Exact reproduction is required for all entries.

(Extracted data entries)

==============================

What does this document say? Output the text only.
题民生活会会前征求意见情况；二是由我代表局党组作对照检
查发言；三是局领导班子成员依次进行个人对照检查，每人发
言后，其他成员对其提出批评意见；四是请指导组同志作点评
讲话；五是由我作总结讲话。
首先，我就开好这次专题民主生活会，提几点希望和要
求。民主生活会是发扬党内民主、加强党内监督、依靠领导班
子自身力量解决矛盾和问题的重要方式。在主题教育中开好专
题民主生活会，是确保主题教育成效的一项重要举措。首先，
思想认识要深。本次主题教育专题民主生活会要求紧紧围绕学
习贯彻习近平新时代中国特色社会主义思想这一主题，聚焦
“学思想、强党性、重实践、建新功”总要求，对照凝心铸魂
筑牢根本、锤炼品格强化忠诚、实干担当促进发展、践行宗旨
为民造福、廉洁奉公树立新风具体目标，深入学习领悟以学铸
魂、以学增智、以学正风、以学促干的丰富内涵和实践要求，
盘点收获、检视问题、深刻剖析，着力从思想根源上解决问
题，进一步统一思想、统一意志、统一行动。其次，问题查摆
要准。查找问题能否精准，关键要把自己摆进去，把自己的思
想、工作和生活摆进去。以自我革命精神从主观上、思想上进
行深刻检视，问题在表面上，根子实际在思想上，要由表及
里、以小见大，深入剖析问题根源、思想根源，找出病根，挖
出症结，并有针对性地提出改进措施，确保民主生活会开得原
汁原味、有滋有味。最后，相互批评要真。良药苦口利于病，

==============================

● OUTPUT FOR THIS TASK:
What does this document say? Output the text only.
题民生活会会前征求意见情况；二是由我代表局党组作对照检
查发言；三是局领导班子成员依次进行个人对照检查，每人发
言后，其他成员对其提出批评意见；四是请指导组同志作点评
讲话；五是由我作总结讲话。
首先，我就开好这次专题民主生活会，提几点希望和要
求。民主生活会是发扬党内民主、加强党内监督、依靠领导班
子自身力量解决矛盾和问题的重要方式。在主题教育中开好专
题民主生活会，是确保主题教育成效的一项重要举措。首先，
思想认识要深。本次主题教育专题民主生活会要求紧紧围绕学
习贯彻习近平新时代中国特色社会主义思想这一主题，聚焦
“学思想、强党性、重实践、建新功”总要求，对照凝心铸魂
筑牢根本、锤炼品格强化忠诚、实干担当促进发展、践行宗旨
为民造福、廉洁奉公树立新风具体目标，深入学习领悟以学铸
魂、以学增智、以学正风、以学促干的丰富内涵和实践要求，
盘点收获、检视问题、深刻剖析，着力从思想根源上解决问
题，进一步统一思想、统一意志、统一行动。其次，问题查摆
要准。查找问题能否精准，关键要把自己摆进去，把自己的思
想、工作和生活摆进去。以自我革命精神从主观上、思想上进
行深刻检视，问题在表面上，根子实际在思想上，要由表及
里、以小见大，深入剖析问题根源、思想根源，找出病根，挖
出症结，并有针对性地提出改进措施，确保民主生活会开得原
汁原味、有滋有味。最后，相互批评要真。良药苦口利于病，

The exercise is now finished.